§ **WRITTEN INSTRUCTION**: Tally the lines in the listing below that include "smoothed". Answer with the count and nothing more.

§ **EXERCISE DATA**:
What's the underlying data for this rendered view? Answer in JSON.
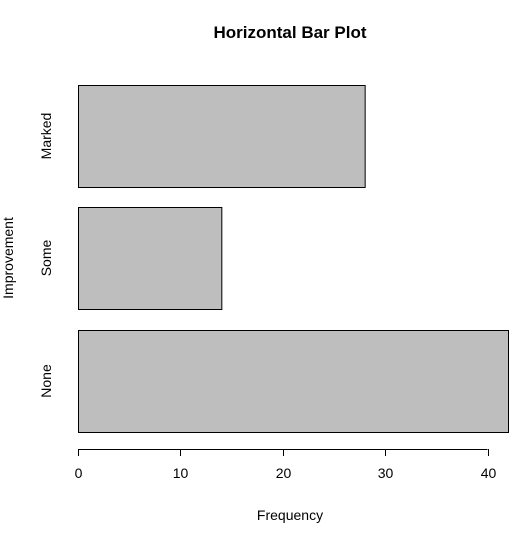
{
  "chart_data": {
    "type": "bar",
    "orientation": "horizontal",
    "title": "Horizontal Bar Plot",
    "xlabel": "Frequency",
    "ylabel": "Improvement",
    "categories": [
      "None",
      "Some",
      "Marked"
    ],
    "values": [
      42,
      14,
      28
    ],
    "xlim": [
      0,
      42
    ],
    "xticks": [
      0,
      10,
      20,
      30,
      40
    ],
    "grid": false,
    "bar_color": "#bebebe",
    "border_color": "#000000"
  }
}
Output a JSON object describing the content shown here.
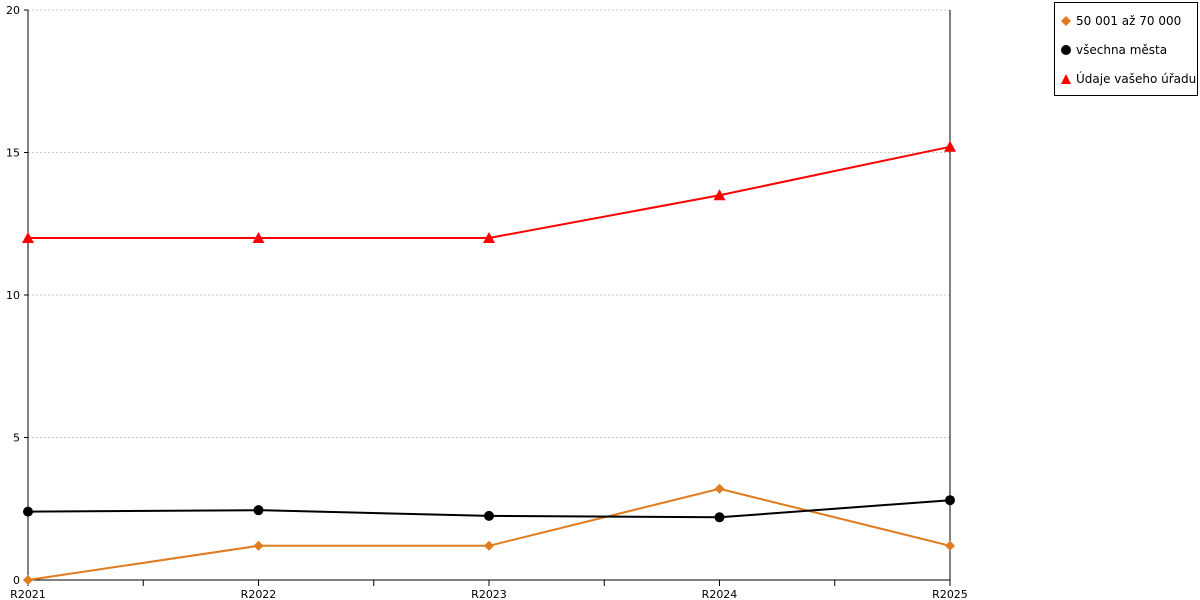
{
  "chart_data": {
    "type": "line",
    "categories": [
      "R2021",
      "R2022",
      "R2023",
      "R2024",
      "R2025"
    ],
    "ylim": [
      0,
      20
    ],
    "yticks": [
      0,
      5,
      10,
      15,
      20
    ],
    "grid": true,
    "legend_position": "top-right",
    "series": [
      {
        "name": "50 001 až 70 000",
        "color": "#e07b1f",
        "marker": "diamond",
        "values": [
          0,
          1.2,
          1.2,
          3.2,
          1.2
        ]
      },
      {
        "name": "všechna města",
        "color": "#000000",
        "marker": "circle",
        "values": [
          2.4,
          2.45,
          2.25,
          2.2,
          2.8
        ]
      },
      {
        "name": "Údaje vašeho úřadu",
        "color": "#ff0000",
        "marker": "triangle",
        "values": [
          12,
          12,
          12,
          13.5,
          15.2
        ]
      }
    ]
  }
}
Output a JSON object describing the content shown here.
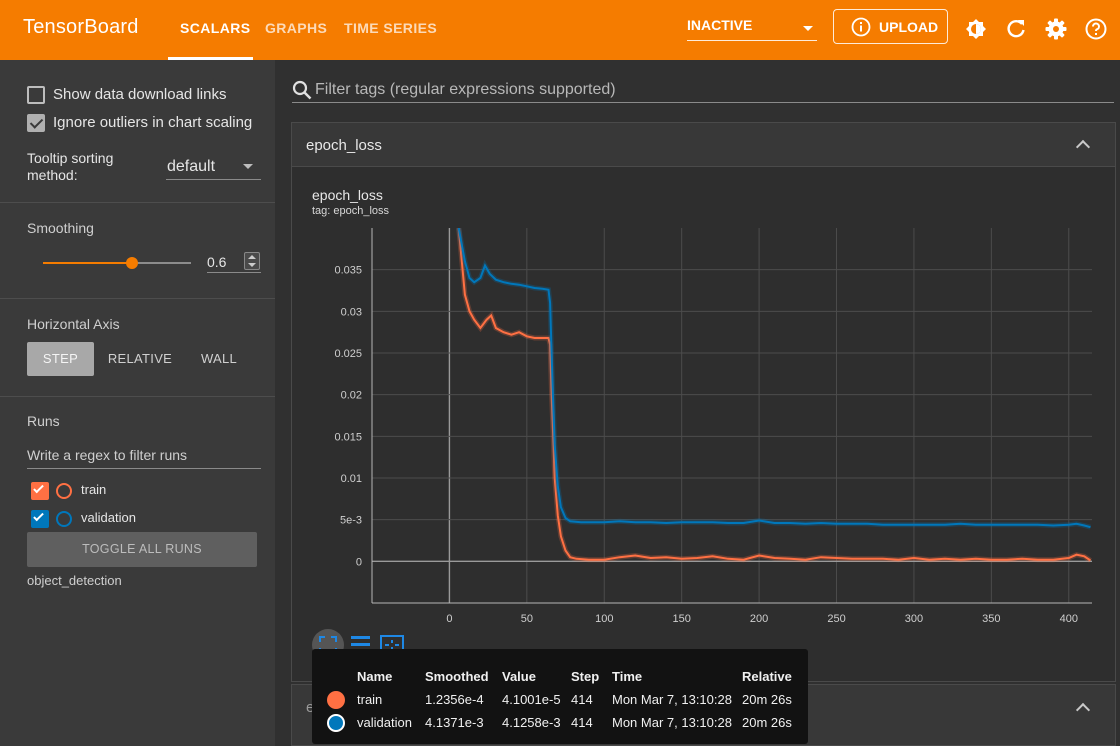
{
  "app": {
    "title": "TensorBoard"
  },
  "tabs": [
    {
      "label": "SCALARS",
      "active": true
    },
    {
      "label": "GRAPHS",
      "active": false
    },
    {
      "label": "TIME SERIES",
      "active": false
    }
  ],
  "run_select": {
    "value": "INACTIVE"
  },
  "upload": {
    "label": "UPLOAD"
  },
  "sidebar": {
    "show_download_links": {
      "label": "Show data download links",
      "checked": false
    },
    "ignore_outliers": {
      "label": "Ignore outliers in chart scaling",
      "checked": true
    },
    "tooltip_sorting": {
      "label_line1": "Tooltip sorting",
      "label_line2": "method:",
      "value": "default"
    },
    "smoothing": {
      "title": "Smoothing",
      "value": "0.6",
      "fraction": 0.6
    },
    "horizontal_axis": {
      "title": "Horizontal Axis",
      "options": [
        "STEP",
        "RELATIVE",
        "WALL"
      ],
      "selected": "STEP"
    },
    "runs": {
      "title": "Runs",
      "filter_placeholder": "Write a regex to filter runs",
      "items": [
        {
          "name": "train",
          "checked": true,
          "color": "#ff7043"
        },
        {
          "name": "validation",
          "checked": true,
          "color": "#0077bb"
        }
      ],
      "toggle_all_label": "TOGGLE ALL RUNS",
      "folder": "object_detection"
    }
  },
  "filter": {
    "placeholder": "Filter tags (regular expressions supported)"
  },
  "card": {
    "title": "epoch_loss",
    "chart_title": "epoch_loss",
    "chart_tag": "tag: epoch_loss"
  },
  "card2": {
    "title": "evaluation_loss_vs_iterations"
  },
  "tooltip": {
    "headers": {
      "name": "Name",
      "smoothed": "Smoothed",
      "value": "Value",
      "step": "Step",
      "time": "Time",
      "relative": "Relative"
    },
    "rows": [
      {
        "name": "train",
        "smoothed": "1.2356e-4",
        "value": "4.1001e-5",
        "step": "414",
        "time": "Mon Mar 7, 13:10:28",
        "relative": "20m 26s",
        "color": "#ff7043"
      },
      {
        "name": "validation",
        "smoothed": "4.1371e-3",
        "value": "4.1258e-3",
        "step": "414",
        "time": "Mon Mar 7, 13:10:28",
        "relative": "20m 26s",
        "color": "#0077bb"
      }
    ]
  },
  "chart_data": {
    "type": "line",
    "title": "",
    "xlabel": "",
    "ylabel": "",
    "xlim": [
      -50,
      415
    ],
    "ylim": [
      -0.005,
      0.04
    ],
    "x_ticks": [
      0,
      50,
      100,
      150,
      200,
      250,
      300,
      350,
      400
    ],
    "x_tick_labels": [
      "0",
      "50",
      "100",
      "150",
      "200",
      "250",
      "300",
      "350",
      "400"
    ],
    "y_ticks": [
      0,
      0.005,
      0.01,
      0.015,
      0.02,
      0.025,
      0.03,
      0.035
    ],
    "y_tick_labels": [
      "0",
      "5e-3",
      "0.01",
      "0.015",
      "0.02",
      "0.025",
      "0.03",
      "0.035"
    ],
    "grid": true,
    "series": [
      {
        "name": "train",
        "color": "#ff7043",
        "points": [
          [
            6,
            0.04
          ],
          [
            8,
            0.036
          ],
          [
            10,
            0.032
          ],
          [
            13,
            0.03
          ],
          [
            16,
            0.029
          ],
          [
            20,
            0.028
          ],
          [
            24,
            0.029
          ],
          [
            27,
            0.0295
          ],
          [
            30,
            0.028
          ],
          [
            35,
            0.0275
          ],
          [
            40,
            0.0272
          ],
          [
            45,
            0.0275
          ],
          [
            50,
            0.027
          ],
          [
            55,
            0.0268
          ],
          [
            60,
            0.0268
          ],
          [
            64,
            0.0268
          ],
          [
            65,
            0.026
          ],
          [
            66,
            0.02
          ],
          [
            67,
            0.015
          ],
          [
            68,
            0.01
          ],
          [
            70,
            0.0055
          ],
          [
            72,
            0.003
          ],
          [
            75,
            0.0013
          ],
          [
            78,
            0.0005
          ],
          [
            82,
            0.0003
          ],
          [
            90,
            0.0002
          ],
          [
            100,
            0.0002
          ],
          [
            110,
            0.0005
          ],
          [
            120,
            0.0007
          ],
          [
            130,
            0.0004
          ],
          [
            140,
            0.0005
          ],
          [
            150,
            0.0003
          ],
          [
            160,
            0.0004
          ],
          [
            170,
            0.0006
          ],
          [
            180,
            0.0003
          ],
          [
            190,
            0.0002
          ],
          [
            200,
            0.0007
          ],
          [
            210,
            0.0004
          ],
          [
            220,
            0.0003
          ],
          [
            230,
            0.0002
          ],
          [
            240,
            0.0005
          ],
          [
            250,
            0.0004
          ],
          [
            260,
            0.0003
          ],
          [
            270,
            0.0003
          ],
          [
            280,
            0.0003
          ],
          [
            290,
            0.0002
          ],
          [
            300,
            0.0004
          ],
          [
            310,
            0.0002
          ],
          [
            320,
            0.0003
          ],
          [
            330,
            0.0002
          ],
          [
            340,
            0.0003
          ],
          [
            350,
            0.0002
          ],
          [
            360,
            0.0002
          ],
          [
            370,
            0.0003
          ],
          [
            380,
            0.0002
          ],
          [
            390,
            0.0002
          ],
          [
            400,
            0.0004
          ],
          [
            405,
            0.0008
          ],
          [
            410,
            0.0006
          ],
          [
            414,
            0.0001
          ]
        ]
      },
      {
        "name": "validation",
        "color": "#0077bb",
        "points": [
          [
            6,
            0.04
          ],
          [
            8,
            0.038
          ],
          [
            10,
            0.036
          ],
          [
            13,
            0.034
          ],
          [
            16,
            0.0335
          ],
          [
            20,
            0.034
          ],
          [
            23,
            0.0355
          ],
          [
            26,
            0.0345
          ],
          [
            30,
            0.0338
          ],
          [
            35,
            0.0335
          ],
          [
            40,
            0.0333
          ],
          [
            45,
            0.0332
          ],
          [
            50,
            0.033
          ],
          [
            55,
            0.0328
          ],
          [
            60,
            0.0327
          ],
          [
            64,
            0.0326
          ],
          [
            65,
            0.031
          ],
          [
            66,
            0.025
          ],
          [
            67,
            0.019
          ],
          [
            68,
            0.014
          ],
          [
            70,
            0.009
          ],
          [
            72,
            0.0065
          ],
          [
            75,
            0.0052
          ],
          [
            78,
            0.0048
          ],
          [
            85,
            0.0047
          ],
          [
            100,
            0.0047
          ],
          [
            110,
            0.0048
          ],
          [
            120,
            0.0047
          ],
          [
            130,
            0.0047
          ],
          [
            140,
            0.0046
          ],
          [
            150,
            0.0047
          ],
          [
            160,
            0.0047
          ],
          [
            170,
            0.0047
          ],
          [
            180,
            0.0046
          ],
          [
            190,
            0.0046
          ],
          [
            200,
            0.0049
          ],
          [
            210,
            0.0046
          ],
          [
            220,
            0.0046
          ],
          [
            230,
            0.0045
          ],
          [
            240,
            0.0046
          ],
          [
            250,
            0.0045
          ],
          [
            260,
            0.0045
          ],
          [
            270,
            0.0045
          ],
          [
            280,
            0.0044
          ],
          [
            290,
            0.0044
          ],
          [
            300,
            0.0044
          ],
          [
            310,
            0.0044
          ],
          [
            320,
            0.0044
          ],
          [
            330,
            0.0045
          ],
          [
            340,
            0.0044
          ],
          [
            350,
            0.0044
          ],
          [
            360,
            0.0044
          ],
          [
            370,
            0.0044
          ],
          [
            380,
            0.0044
          ],
          [
            390,
            0.0043
          ],
          [
            400,
            0.0044
          ],
          [
            405,
            0.0045
          ],
          [
            410,
            0.0043
          ],
          [
            414,
            0.0041
          ]
        ]
      }
    ]
  }
}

§ **ANSWER**: 3